Prompt:
Pick out every line with the word "name" and copy it.

- - -

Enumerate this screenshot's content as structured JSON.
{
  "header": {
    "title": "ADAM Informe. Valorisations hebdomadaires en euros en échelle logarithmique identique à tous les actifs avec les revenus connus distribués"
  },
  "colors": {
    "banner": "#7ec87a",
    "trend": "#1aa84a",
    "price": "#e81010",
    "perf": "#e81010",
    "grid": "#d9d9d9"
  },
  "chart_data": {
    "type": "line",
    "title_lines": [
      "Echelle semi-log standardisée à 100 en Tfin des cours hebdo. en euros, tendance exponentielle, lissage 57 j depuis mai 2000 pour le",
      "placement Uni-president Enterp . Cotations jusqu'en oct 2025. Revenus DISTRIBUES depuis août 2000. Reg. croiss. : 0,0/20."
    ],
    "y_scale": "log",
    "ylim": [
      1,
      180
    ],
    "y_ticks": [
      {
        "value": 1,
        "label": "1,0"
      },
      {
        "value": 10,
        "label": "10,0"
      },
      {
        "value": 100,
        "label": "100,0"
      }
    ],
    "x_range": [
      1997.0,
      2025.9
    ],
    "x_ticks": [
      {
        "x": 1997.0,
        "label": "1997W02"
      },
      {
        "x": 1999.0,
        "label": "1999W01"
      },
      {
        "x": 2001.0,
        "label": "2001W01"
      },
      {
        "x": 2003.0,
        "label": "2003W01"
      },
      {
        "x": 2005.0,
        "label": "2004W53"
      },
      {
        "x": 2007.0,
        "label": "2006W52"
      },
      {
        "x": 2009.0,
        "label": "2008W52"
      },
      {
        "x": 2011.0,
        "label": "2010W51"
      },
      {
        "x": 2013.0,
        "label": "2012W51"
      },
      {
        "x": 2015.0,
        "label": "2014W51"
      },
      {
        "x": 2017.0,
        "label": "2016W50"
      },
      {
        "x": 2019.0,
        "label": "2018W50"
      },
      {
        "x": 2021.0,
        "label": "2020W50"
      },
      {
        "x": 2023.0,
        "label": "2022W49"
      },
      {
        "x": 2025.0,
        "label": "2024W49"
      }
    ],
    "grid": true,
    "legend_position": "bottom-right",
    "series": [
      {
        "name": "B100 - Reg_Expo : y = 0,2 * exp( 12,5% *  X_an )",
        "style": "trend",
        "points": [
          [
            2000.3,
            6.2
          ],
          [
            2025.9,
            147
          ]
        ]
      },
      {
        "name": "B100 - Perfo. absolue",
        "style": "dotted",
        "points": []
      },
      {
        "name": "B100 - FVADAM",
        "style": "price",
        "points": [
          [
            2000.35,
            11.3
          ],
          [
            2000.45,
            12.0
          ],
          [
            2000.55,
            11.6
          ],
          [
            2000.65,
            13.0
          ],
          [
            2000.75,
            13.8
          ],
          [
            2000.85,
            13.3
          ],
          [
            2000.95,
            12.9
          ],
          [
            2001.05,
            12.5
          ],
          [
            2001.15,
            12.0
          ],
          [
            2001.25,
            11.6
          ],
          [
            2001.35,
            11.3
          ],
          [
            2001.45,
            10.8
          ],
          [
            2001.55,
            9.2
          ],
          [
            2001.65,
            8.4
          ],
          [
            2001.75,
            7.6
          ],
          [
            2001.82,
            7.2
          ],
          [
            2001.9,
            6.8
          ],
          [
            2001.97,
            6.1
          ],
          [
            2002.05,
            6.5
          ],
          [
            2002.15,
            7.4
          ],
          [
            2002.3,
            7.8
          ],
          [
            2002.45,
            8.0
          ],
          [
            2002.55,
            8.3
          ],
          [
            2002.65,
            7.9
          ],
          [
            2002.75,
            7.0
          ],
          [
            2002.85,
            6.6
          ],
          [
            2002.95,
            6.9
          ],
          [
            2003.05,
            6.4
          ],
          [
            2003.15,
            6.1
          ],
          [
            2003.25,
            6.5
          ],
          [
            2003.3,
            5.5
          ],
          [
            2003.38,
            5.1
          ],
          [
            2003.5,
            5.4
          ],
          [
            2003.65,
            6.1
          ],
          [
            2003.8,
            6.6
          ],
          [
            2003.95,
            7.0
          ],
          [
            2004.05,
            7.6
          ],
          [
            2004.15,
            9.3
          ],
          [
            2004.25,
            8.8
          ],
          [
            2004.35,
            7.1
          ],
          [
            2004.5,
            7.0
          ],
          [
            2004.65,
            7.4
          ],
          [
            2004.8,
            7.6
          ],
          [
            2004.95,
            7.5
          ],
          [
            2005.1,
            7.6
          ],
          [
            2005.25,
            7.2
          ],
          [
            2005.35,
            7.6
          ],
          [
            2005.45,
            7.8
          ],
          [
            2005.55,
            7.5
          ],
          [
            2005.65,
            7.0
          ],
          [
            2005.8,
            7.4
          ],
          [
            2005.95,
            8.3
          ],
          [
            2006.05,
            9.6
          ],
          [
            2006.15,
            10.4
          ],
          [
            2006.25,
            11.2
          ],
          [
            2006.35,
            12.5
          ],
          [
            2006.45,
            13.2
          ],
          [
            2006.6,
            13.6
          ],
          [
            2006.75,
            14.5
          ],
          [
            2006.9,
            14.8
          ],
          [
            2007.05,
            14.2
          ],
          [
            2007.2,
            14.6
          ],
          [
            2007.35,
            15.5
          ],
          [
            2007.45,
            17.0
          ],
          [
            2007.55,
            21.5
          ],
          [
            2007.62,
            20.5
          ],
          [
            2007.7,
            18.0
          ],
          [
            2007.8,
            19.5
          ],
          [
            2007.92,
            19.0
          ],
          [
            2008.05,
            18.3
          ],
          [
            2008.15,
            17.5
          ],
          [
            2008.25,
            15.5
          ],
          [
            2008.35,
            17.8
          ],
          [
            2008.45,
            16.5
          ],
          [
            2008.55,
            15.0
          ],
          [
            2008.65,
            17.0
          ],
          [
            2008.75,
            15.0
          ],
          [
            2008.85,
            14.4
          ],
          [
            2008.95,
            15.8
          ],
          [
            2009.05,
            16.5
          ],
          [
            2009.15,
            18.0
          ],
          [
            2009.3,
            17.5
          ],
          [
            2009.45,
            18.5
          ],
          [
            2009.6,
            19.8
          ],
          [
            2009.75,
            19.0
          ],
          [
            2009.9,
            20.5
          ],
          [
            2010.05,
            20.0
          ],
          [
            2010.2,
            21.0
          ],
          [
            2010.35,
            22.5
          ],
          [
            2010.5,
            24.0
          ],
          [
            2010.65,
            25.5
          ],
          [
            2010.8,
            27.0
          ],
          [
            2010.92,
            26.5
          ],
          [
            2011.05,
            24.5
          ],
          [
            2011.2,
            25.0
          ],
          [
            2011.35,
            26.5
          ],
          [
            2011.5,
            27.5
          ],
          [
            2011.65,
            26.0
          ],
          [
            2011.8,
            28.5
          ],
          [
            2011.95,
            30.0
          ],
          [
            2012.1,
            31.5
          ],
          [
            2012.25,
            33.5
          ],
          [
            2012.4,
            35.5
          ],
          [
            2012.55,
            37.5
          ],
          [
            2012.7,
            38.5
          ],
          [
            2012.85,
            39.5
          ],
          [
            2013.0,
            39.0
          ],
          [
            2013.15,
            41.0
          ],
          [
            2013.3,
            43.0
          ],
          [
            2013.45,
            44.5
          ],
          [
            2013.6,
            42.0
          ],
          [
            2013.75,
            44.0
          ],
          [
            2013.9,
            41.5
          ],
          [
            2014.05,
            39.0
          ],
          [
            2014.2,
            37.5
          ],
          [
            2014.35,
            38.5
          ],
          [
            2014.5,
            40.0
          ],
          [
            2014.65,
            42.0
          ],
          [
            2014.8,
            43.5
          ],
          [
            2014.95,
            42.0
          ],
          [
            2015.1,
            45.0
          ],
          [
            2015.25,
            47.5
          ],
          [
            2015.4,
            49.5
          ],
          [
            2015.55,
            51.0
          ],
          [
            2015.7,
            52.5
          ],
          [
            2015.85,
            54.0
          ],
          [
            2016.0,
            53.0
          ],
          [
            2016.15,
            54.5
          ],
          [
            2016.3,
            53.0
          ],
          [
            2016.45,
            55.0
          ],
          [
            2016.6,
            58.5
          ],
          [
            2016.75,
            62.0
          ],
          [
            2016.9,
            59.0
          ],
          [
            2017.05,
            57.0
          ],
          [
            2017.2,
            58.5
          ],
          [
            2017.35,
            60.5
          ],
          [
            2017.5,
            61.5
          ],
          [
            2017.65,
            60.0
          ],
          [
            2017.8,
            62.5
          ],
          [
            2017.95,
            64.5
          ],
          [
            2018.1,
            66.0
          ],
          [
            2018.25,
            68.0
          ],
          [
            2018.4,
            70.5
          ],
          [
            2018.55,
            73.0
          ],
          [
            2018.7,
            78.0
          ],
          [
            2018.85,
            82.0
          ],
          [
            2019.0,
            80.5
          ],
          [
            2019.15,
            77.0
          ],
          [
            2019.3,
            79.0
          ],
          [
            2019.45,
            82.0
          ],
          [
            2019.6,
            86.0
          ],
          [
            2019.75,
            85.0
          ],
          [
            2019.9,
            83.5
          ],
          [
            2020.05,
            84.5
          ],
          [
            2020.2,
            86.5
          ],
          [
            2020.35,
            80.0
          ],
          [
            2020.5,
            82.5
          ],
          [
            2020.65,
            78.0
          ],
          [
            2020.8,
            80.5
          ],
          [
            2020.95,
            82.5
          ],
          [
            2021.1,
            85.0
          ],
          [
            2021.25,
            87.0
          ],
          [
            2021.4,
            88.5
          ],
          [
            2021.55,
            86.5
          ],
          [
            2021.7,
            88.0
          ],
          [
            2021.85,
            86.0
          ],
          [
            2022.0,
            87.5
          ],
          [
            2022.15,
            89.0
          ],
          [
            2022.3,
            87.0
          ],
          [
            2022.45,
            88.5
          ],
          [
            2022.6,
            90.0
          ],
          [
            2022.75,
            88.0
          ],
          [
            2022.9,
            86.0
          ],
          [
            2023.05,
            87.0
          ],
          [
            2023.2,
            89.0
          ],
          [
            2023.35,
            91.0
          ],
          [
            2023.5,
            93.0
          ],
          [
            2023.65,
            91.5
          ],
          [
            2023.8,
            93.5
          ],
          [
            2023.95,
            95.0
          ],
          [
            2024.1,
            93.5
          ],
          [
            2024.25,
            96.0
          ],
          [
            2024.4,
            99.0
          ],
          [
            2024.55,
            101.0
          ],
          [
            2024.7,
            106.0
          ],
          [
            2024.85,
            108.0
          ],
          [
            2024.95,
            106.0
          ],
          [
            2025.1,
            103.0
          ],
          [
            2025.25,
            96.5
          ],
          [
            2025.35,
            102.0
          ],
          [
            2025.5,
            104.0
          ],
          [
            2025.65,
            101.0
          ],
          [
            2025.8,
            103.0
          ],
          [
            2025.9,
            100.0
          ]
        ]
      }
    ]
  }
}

- - -

Complete response:
        "name": "B100 - Reg_Expo : y = 0,2 * exp( 12,5% *  X_an )",
        "name": "B100 - Perfo. absolue",
        "name": "B100 - FVADAM",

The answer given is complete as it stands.